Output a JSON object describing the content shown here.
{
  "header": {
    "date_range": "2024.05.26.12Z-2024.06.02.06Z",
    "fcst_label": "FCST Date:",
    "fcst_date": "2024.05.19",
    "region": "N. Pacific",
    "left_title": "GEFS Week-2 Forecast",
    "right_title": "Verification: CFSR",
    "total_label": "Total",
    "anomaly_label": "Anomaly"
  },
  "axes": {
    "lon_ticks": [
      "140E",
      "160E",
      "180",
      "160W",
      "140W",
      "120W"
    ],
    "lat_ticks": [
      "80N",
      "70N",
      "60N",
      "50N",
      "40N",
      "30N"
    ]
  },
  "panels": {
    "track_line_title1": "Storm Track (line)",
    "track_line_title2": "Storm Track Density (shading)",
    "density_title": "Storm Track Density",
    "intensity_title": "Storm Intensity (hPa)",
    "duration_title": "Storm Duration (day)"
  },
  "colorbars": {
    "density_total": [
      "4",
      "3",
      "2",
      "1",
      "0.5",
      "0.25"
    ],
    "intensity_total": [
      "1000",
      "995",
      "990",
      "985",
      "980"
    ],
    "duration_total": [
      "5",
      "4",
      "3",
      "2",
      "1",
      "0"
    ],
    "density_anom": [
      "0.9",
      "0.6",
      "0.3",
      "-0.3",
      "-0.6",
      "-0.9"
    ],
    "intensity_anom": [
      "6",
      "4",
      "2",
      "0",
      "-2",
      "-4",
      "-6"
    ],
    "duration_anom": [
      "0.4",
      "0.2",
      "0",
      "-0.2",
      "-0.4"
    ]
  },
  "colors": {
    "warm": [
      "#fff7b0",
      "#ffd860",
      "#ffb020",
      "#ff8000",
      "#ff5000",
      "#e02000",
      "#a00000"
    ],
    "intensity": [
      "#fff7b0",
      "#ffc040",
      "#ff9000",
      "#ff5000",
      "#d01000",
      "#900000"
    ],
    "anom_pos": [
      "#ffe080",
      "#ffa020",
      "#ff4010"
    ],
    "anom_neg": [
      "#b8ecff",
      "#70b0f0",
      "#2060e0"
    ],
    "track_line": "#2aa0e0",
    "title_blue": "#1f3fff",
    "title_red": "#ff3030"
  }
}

EXERCISE OBJECTIVE:
Return what is listed above, exactly and completely.

RESULT FOR THIS TASK:
Output a JSON object describing the content shown here.
{
  "header": {
    "date_range": "2024.05.26.12Z-2024.06.02.06Z",
    "fcst_label": "FCST Date:",
    "fcst_date": "2024.05.19",
    "region": "N. Pacific",
    "left_title": "GEFS Week-2 Forecast",
    "right_title": "Verification: CFSR",
    "total_label": "Total",
    "anomaly_label": "Anomaly"
  },
  "axes": {
    "lon_ticks": [
      "140E",
      "160E",
      "180",
      "160W",
      "140W",
      "120W"
    ],
    "lat_ticks": [
      "80N",
      "70N",
      "60N",
      "50N",
      "40N",
      "30N"
    ]
  },
  "panels": {
    "track_line_title1": "Storm Track (line)",
    "track_line_title2": "Storm Track Density (shading)",
    "density_title": "Storm Track Density",
    "intensity_title": "Storm Intensity (hPa)",
    "duration_title": "Storm Duration (day)"
  },
  "colorbars": {
    "density_total": [
      "4",
      "3",
      "2",
      "1",
      "0.5",
      "0.25"
    ],
    "intensity_total": [
      "1000",
      "995",
      "990",
      "985",
      "980"
    ],
    "duration_total": [
      "5",
      "4",
      "3",
      "2",
      "1",
      "0"
    ],
    "density_anom": [
      "0.9",
      "0.6",
      "0.3",
      "-0.3",
      "-0.6",
      "-0.9"
    ],
    "intensity_anom": [
      "6",
      "4",
      "2",
      "0",
      "-2",
      "-4",
      "-6"
    ],
    "duration_anom": [
      "0.4",
      "0.2",
      "0",
      "-0.2",
      "-0.4"
    ]
  },
  "colors": {
    "warm": [
      "#fff7b0",
      "#ffd860",
      "#ffb020",
      "#ff8000",
      "#ff5000",
      "#e02000",
      "#a00000"
    ],
    "intensity": [
      "#fff7b0",
      "#ffc040",
      "#ff9000",
      "#ff5000",
      "#d01000",
      "#900000"
    ],
    "anom_pos": [
      "#ffe080",
      "#ffa020",
      "#ff4010"
    ],
    "anom_neg": [
      "#b8ecff",
      "#70b0f0",
      "#2060e0"
    ],
    "track_line": "#2aa0e0",
    "title_blue": "#1f3fff",
    "title_red": "#ff3030"
  }
}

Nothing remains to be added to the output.